Required work — Drop every picture, then transcribe the remaining data exactly.

Supplied material —
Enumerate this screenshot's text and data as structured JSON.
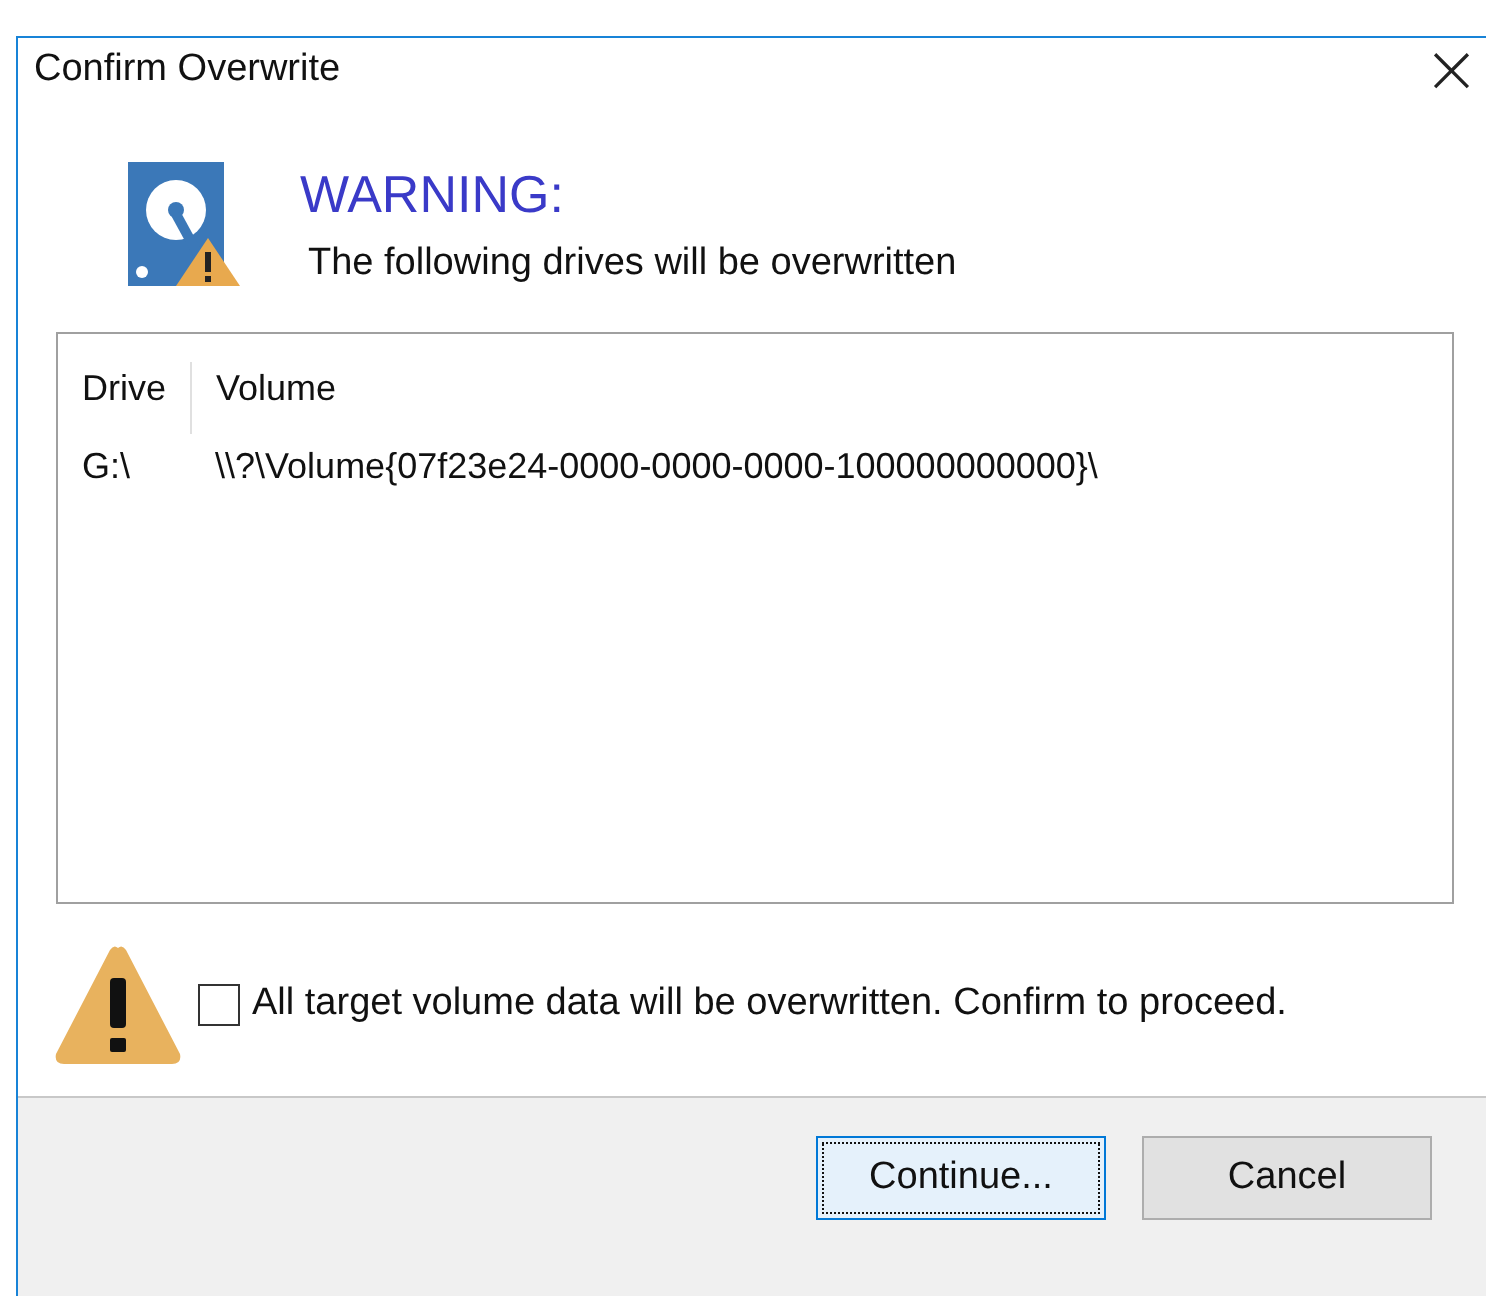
{
  "window": {
    "title": "Confirm Overwrite",
    "close": "×"
  },
  "header": {
    "heading": "WARNING:",
    "message": "The following drives will be overwritten"
  },
  "table": {
    "columns": [
      "Drive",
      "Volume"
    ],
    "rows": [
      [
        "G:\\",
        "\\\\?\\Volume{07f23e24-0000-0000-0000-100000000000}\\"
      ]
    ]
  },
  "confirm": {
    "label": "All target volume data will be overwritten. Confirm to proceed.",
    "checked": false
  },
  "buttons": [
    {
      "label": "Continue...",
      "focused": true
    },
    {
      "label": "Cancel",
      "focused": false
    }
  ]
}
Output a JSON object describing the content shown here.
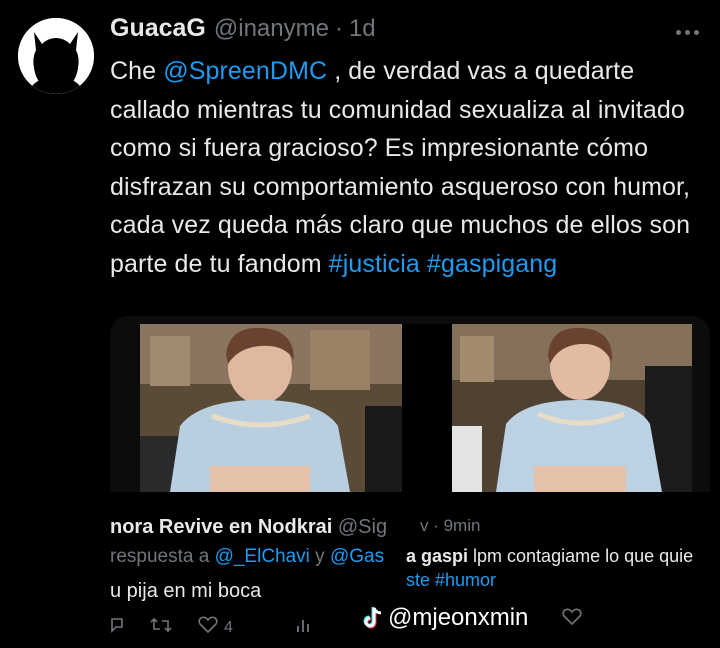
{
  "author": {
    "display_name": "GuacaG",
    "handle": "@inanyme",
    "separator": "·",
    "time": "1d"
  },
  "tweet": {
    "text_before": "Che ",
    "mention": "@SpreenDMC",
    "text_after": " , de verdad vas a quedarte callado mientras tu comunidad sexualiza al invitado como si fuera gracioso? Es impresionante cómo disfrazan su comportamiento asqueroso con humor, cada vez queda más claro que muchos de ellos son parte de tu fandom ",
    "hashtag1": "#justicia",
    "hashtag2": "#gaspigang"
  },
  "media": {
    "reply_left": {
      "name": "nora Revive en Nodkrai",
      "handle": "@Sig",
      "reply_to_prefix": "respuesta a ",
      "reply_to_mention1": "@_ElChavi",
      "reply_to_and": " y ",
      "reply_to_mention2": "@Gas",
      "text": "u pija en mi boca",
      "like_count": "4"
    },
    "reply_right": {
      "time": "v · 9min",
      "name": "a gaspi",
      "text": " lpm contagiame lo que quie",
      "hashtag": "ste #humor"
    }
  },
  "watermark": {
    "text": "@mjeonxmin",
    "icon": "tiktok-icon"
  },
  "colors": {
    "background": "#000000",
    "text": "#e7e9ea",
    "muted": "#71767b",
    "link": "#1d9bf0"
  }
}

Written reply —
Enumerate this screenshot's text and data as structured JSON.
{
  "window": {
    "title": "Confirm Overwrite",
    "close": "×"
  },
  "header": {
    "heading": "WARNING:",
    "message": "The following drives will be overwritten"
  },
  "table": {
    "columns": [
      "Drive",
      "Volume"
    ],
    "rows": [
      [
        "G:\\",
        "\\\\?\\Volume{07f23e24-0000-0000-0000-100000000000}\\"
      ]
    ]
  },
  "confirm": {
    "label": "All target volume data will be overwritten. Confirm to proceed.",
    "checked": false
  },
  "buttons": [
    {
      "label": "Continue...",
      "focused": true
    },
    {
      "label": "Cancel",
      "focused": false
    }
  ]
}
Output a JSON object describing the content shown here.
{
  "author": {
    "display_name": "GuacaG",
    "handle": "@inanyme",
    "separator": "·",
    "time": "1d"
  },
  "tweet": {
    "text_before": "Che ",
    "mention": "@SpreenDMC",
    "text_after": " , de verdad vas a quedarte callado mientras tu comunidad sexualiza al invitado como si fuera gracioso? Es impresionante cómo disfrazan su comportamiento asqueroso con humor, cada vez queda más claro que muchos de ellos son parte de tu fandom ",
    "hashtag1": "#justicia",
    "hashtag2": "#gaspigang"
  },
  "media": {
    "reply_left": {
      "name": "nora Revive en Nodkrai",
      "handle": "@Sig",
      "reply_to_prefix": "respuesta a ",
      "reply_to_mention1": "@_ElChavi",
      "reply_to_and": " y ",
      "reply_to_mention2": "@Gas",
      "text": "u pija en mi boca",
      "like_count": "4"
    },
    "reply_right": {
      "time": "v · 9min",
      "name": "a gaspi",
      "text": " lpm contagiame lo que quie",
      "hashtag": "ste #humor"
    }
  },
  "watermark": {
    "text": "@mjeonxmin",
    "icon": "tiktok-icon"
  },
  "colors": {
    "background": "#000000",
    "text": "#e7e9ea",
    "muted": "#71767b",
    "link": "#1d9bf0"
  }
}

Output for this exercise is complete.